RECORDS:

· · · · · · ·

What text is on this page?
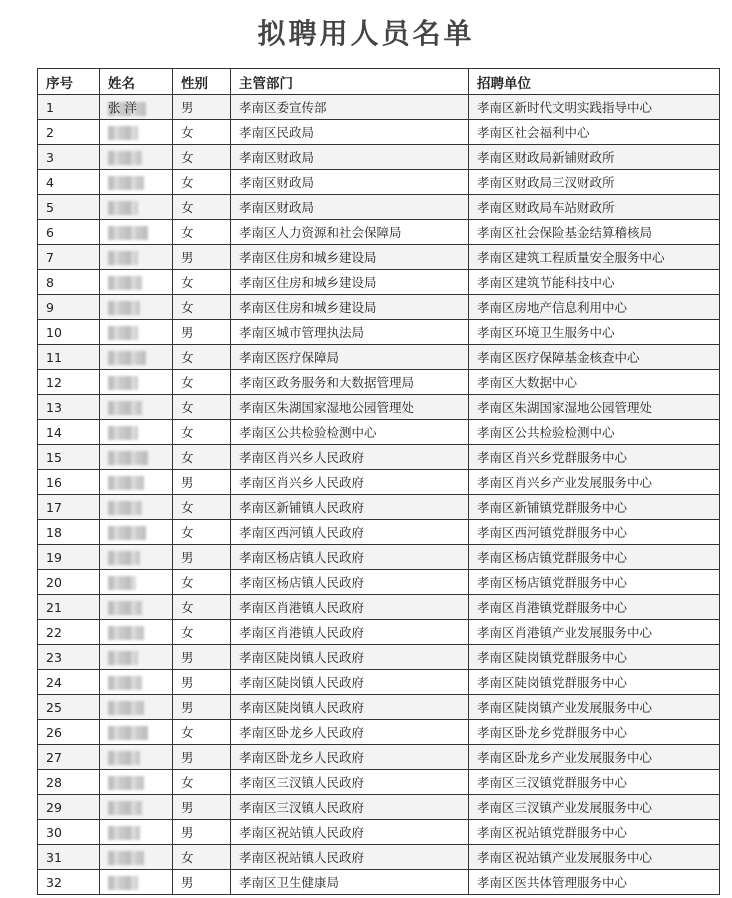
拟聘用人员名单
序号	姓名	性别	主管部门	招聘单位
1	张 洋	男	孝南区委宣传部	孝南区新时代文明实践指导中心
2		女	孝南区民政局	孝南区社会福利中心
3		女	孝南区财政局	孝南区财政局新铺财政所
4		女	孝南区财政局	孝南区财政局三汊财政所
5		女	孝南区财政局	孝南区财政局车站财政所
6		女	孝南区人力资源和社会保障局	孝南区社会保险基金结算稽核局
7		男	孝南区住房和城乡建设局	孝南区建筑工程质量安全服务中心
8		女	孝南区住房和城乡建设局	孝南区建筑节能科技中心
9		女	孝南区住房和城乡建设局	孝南区房地产信息利用中心
10		男	孝南区城市管理执法局	孝南区环境卫生服务中心
11		女	孝南区医疗保障局	孝南区医疗保障基金核查中心
12		女	孝南区政务服务和大数据管理局	孝南区大数据中心
13		女	孝南区朱湖国家湿地公园管理处	孝南区朱湖国家湿地公园管理处
14		女	孝南区公共检验检测中心	孝南区公共检验检测中心
15		女	孝南区肖兴乡人民政府	孝南区肖兴乡党群服务中心
16		男	孝南区肖兴乡人民政府	孝南区肖兴乡产业发展服务中心
17		女	孝南区新铺镇人民政府	孝南区新铺镇党群服务中心
18		女	孝南区西河镇人民政府	孝南区西河镇党群服务中心
19		男	孝南区杨店镇人民政府	孝南区杨店镇党群服务中心
20		女	孝南区杨店镇人民政府	孝南区杨店镇党群服务中心
21		女	孝南区肖港镇人民政府	孝南区肖港镇党群服务中心
22		女	孝南区肖港镇人民政府	孝南区肖港镇产业发展服务中心
23		男	孝南区陡岗镇人民政府	孝南区陡岗镇党群服务中心
24		男	孝南区陡岗镇人民政府	孝南区陡岗镇党群服务中心
25		男	孝南区陡岗镇人民政府	孝南区陡岗镇产业发展服务中心
26		女	孝南区卧龙乡人民政府	孝南区卧龙乡党群服务中心
27		男	孝南区卧龙乡人民政府	孝南区卧龙乡产业发展服务中心
28		女	孝南区三汊镇人民政府	孝南区三汊镇党群服务中心
29		男	孝南区三汊镇人民政府	孝南区三汊镇产业发展服务中心
30		男	孝南区祝站镇人民政府	孝南区祝站镇党群服务中心
31		女	孝南区祝站镇人民政府	孝南区祝站镇产业发展服务中心
32		男	孝南区卫生健康局	孝南区医共体管理服务中心
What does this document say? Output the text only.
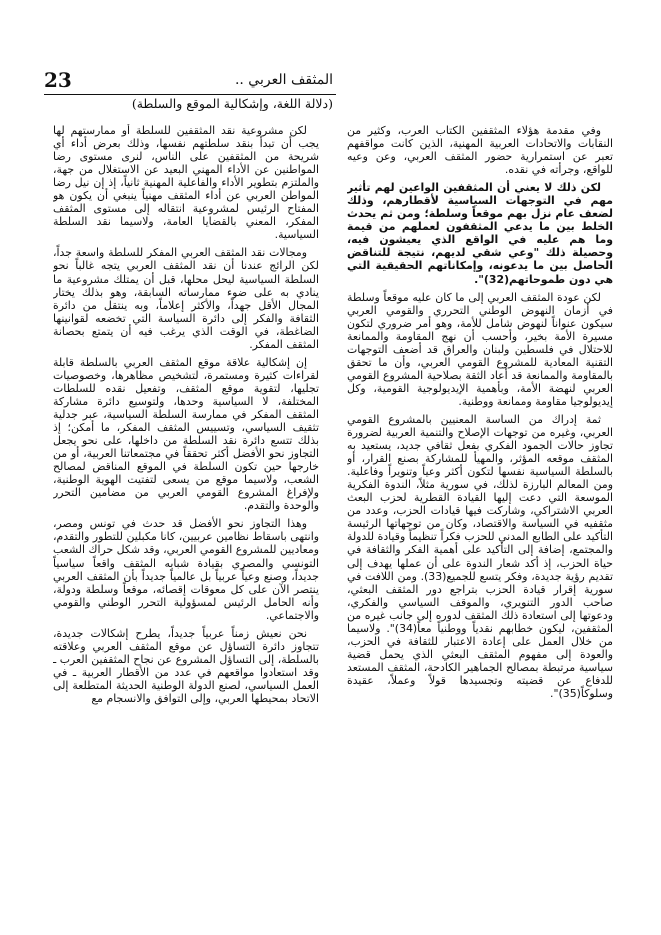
23	المثقف العربي ..
(دلالة اللغة، وإشكالية الموقع والسلطة)

وفي مقدمة هؤلاء المثقفين الكتاب العرب، وكثير من النقابات والاتحادات العربية المهنية، الذين كانت مواقفهم تعبر عن استمرارية حضور المثقف العربي، وعن وعيه للواقع، وجرأته في نقده.

لكن ذلك لا يعني أن المثقفين الواعين لهم تأثير مهم في التوجهات السياسية لأقطارهم، وذلك لضعف عام نزل بهم موقعاً وسلطة؛ ومن ثم يحدث الخلط بين ما يدعي المثقفون لعملهم من قيمة وما هم عليه في الواقع الذي يعيشون فيه، وحصيلة ذلك "وعي شقي لديهم، نتيجة للتناقض الحاصل بين ما يدعونه، وإمكاناتهم الحقيقية التي هي دون طموحاتهم(32)".

لكن عودة المثقف العربي إلى ما كان عليه موقعاً وسلطة في أزمان النهوض الوطني التحرري والقومي العربي سيكون عنواناً لنهوض شامل للأمة، وهو أمر ضروري لتكون مسيرة الأمة بخير، وأحسب أن نهج المقاومة والممانعة للاحتلال في فلسطين ولبنان والعراق قد أضعف التوجهات التقنية المعادية للمشروع القومي العربي، وأن ما تحقق بالمقاومة والممانعة قد أعاد الثقة بصلاحية المشروع القومي العربي لنهضة الأمة، وبأهمية الإيديولوجية القومية، وكل إيديولوجيا مقاومة وممانعة ووطنية.

ثمة إدراك من الساسة المعنيين بالمشروع القومي العربي، وغيره من توجهات الإصلاح والتنمية العربية لضرورة تجاوز حالات الجمود الفكري بفعل ثقافي جديد، يستعيد به المثقف موقعه المؤثر، والمهيأ للمشاركة بصنع القرار، أو بالسلطة السياسية نفسها لتكون أكثر وعياً وتنويراً وفاعلية. ومن المعالم البارزة لذلك، في سورية مثلاً، الندوة الفكرية الموسعة التي دعت إليها القيادة القطرية لحزب البعث العربي الاشتراكي، وشاركت فيها قيادات الحزب، وعدد من مثقفيه في السياسة والاقتصاد، وكان من توجهاتها الرئيسة التأكيد على الطابع المدني للحزب فكراً تنظيماً وقيادة للدولة والمجتمع، إضافة إلى التأكيد على أهمية الفكر والثقافة في حياة الحزب، إذ أكد شعار الندوة على أن عملها يهدف إلى تقديم رؤية جديدة، وفكر يتسع للجميع(33). ومن اللافت في سورية إقرار قيادة الحزب بتراجع دور المثقف البعثي، صاحب الدور التنويري، والموقف السياسي والفكري، ودعوتها إلى استعادة ذلك المثقف لدوره إلى جانب غيره من المثقفين، ليكون خطابهم نقدياً ووطنياً معاً(34)". ولاسيما من خلال العمل على إعادة الاعتبار للثقافة في الحزب، والعودة إلى مفهوم المثقف البعثي الذي يحمل قضية سياسية مرتبطة بمصالح الجماهير الكادحة، المثقف المستعد للدفاع عن قضيته وتجسيدها قولاً وعملاً، عقيدة وسلوكاً(35)".

لكن مشروعية نقد المثقفين للسلطة أو ممارستهم لها يجب أن تبدأ بنقد سلطتهم نفسها، وذلك بعرض أداء أي شريحة من المثقفين على الناس، لنرى مستوى رضا المواطنين عن الأداء المهني البعيد عن الاستغلال من جهة، والملتزم بتطوير الأداء والفاعلية المهنية ثانياً، إذ إن نيل رضا المواطن العربي عن أداء المثقف مهنياً ينبغي أن يكون هو المفتاح الرئيس لمشروعية انتقاله إلى مستوى المثقف المفكر، المعني بالقضايا العامة، ولاسيما نقد السلطة السياسية.

ومجالات نقد المثقف العربي المفكر للسلطة واسعة جداً، لكن الرائج عندنا أن نقد المثقف العربي يتجه غالباً نحو السلطة السياسية ليحل محلها، قبل أن يمتلك مشروعية ما ينادي به على ضوء ممارساته السابقة، وهو بذلك يختار المجال الأقل جهداً، والأكثر إعلاماً، وبه ينتقل من دائرة الثقافة والفكر إلى دائرة السياسة التي تخضعه لقوانينها الضاغطة، في الوقت الذي يرغب فيه أن يتمتع بحصانة المثقف المفكر.

إن إشكالية علاقة موقع المثقف العربي بالسلطة قابلة لقراءات كثيرة ومستمرة، لتشخيص مظاهرها، وخصوصيات تجليها، لتقوية موقع المثقف، وتفعيل نقده للسلطات المختلفة، لا السياسية وحدها، ولتوسيع دائرة مشاركة المثقف المفكر في ممارسة السلطة السياسية، عبر جدلية تثقيف السياسي، وتسييس المثقف المفكر، ما أمكن؛ إذ بذلك تتسع دائرة نقد السلطة من داخلها، على نحو يجعل التجاوز نحو الأفضل أكثر تحققاً في مجتمعاتنا العربية، أو من خارجها حين تكون السلطة في الموقع المناقض لمصالح الشعب، ولاسيما موقع من يسعى لتفتيت الهوية الوطنية، ولإفراغ المشروع القومي العربي من مضامين التحرر والوحدة والتقدم.

وهذا التجاوز نحو الأفضل قد حدث في تونس ومصر، وانتهى باسقاط نظامين عربيين، كانا مكبلين للتطور والتقدم، ومعاديين للمشروع القومي العربي، وقد شكل حراك الشعب التونسي والمصري بقيادة شبابه المثقف واقعاً سياسياً جديداً، وصنع وعياً عربياً بل عالمياً جديداً بأن المثقف العربي ينتصر الآن على كل معوقات إقصائه، موقعاً وسلطة ودولة، وأنه الحامل الرئيس لمسؤولية التحرر الوطني والقومي والاجتماعي.

نحن نعيش زمناً عربياً جديداً، يطرح إشكالات جديدة، تتجاوز دائرة التساؤل عن موقع المثقف العربي وعلاقته بالسلطة، إلى التساؤل المشروع عن نجاح المثقفين العرب ـ وقد استعادوا مواقعهم في عدد من الأقطار العربية ـ في العمل السياسي، لصنع الدولة الوطنية الحديثة المتطلعة إلى الاتحاد بمحيطها العربي، وإلى التوافق والانسجام مع
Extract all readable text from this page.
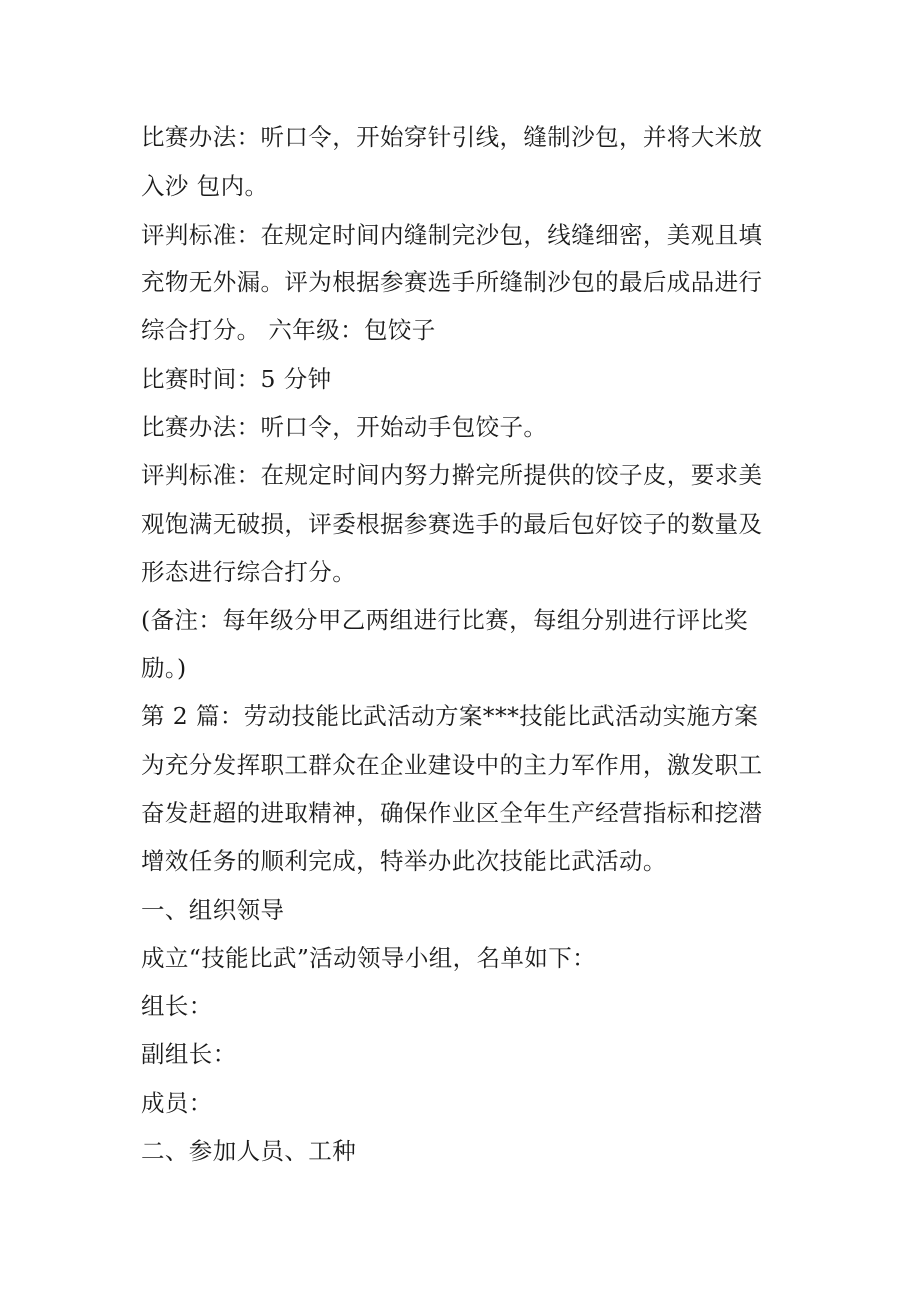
比赛办法：听口令，开始穿针引线，缝制沙包，并将大米放
入沙 包内。
评判标准：在规定时间内缝制完沙包，线缝细密，美观且填
充物无外漏。评为根据参赛选手所缝制沙包的最后成品进行
综合打分。 六年级：包饺子
比赛时间：5 分钟
比赛办法：听口令，开始动手包饺子。
评判标准：在规定时间内努力擀完所提供的饺子皮，要求美
观饱满无破损，评委根据参赛选手的最后包好饺子的数量及
形态进行综合打分。
(备注：每年级分甲乙两组进行比赛，每组分别进行评比奖
励。)
第 2 篇：劳动技能比武活动方案***技能比武活动实施方案
为充分发挥职工群众在企业建设中的主力军作用，激发职工
奋发赶超的进取精神，确保作业区全年生产经营指标和挖潜
增效任务的顺利完成，特举办此次技能比武活动。
一、组织领导
成立“技能比武”活动领导小组，名单如下：
组长：
副组长：
成员：
二、参加人员、工种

· · · · · · ·

WRITTEN TASK: Your answer should be one number: how many lines of the listing include the word "孝南区肖兴乡人民政府".

ANSWER FOR THIS EXERCISE: 2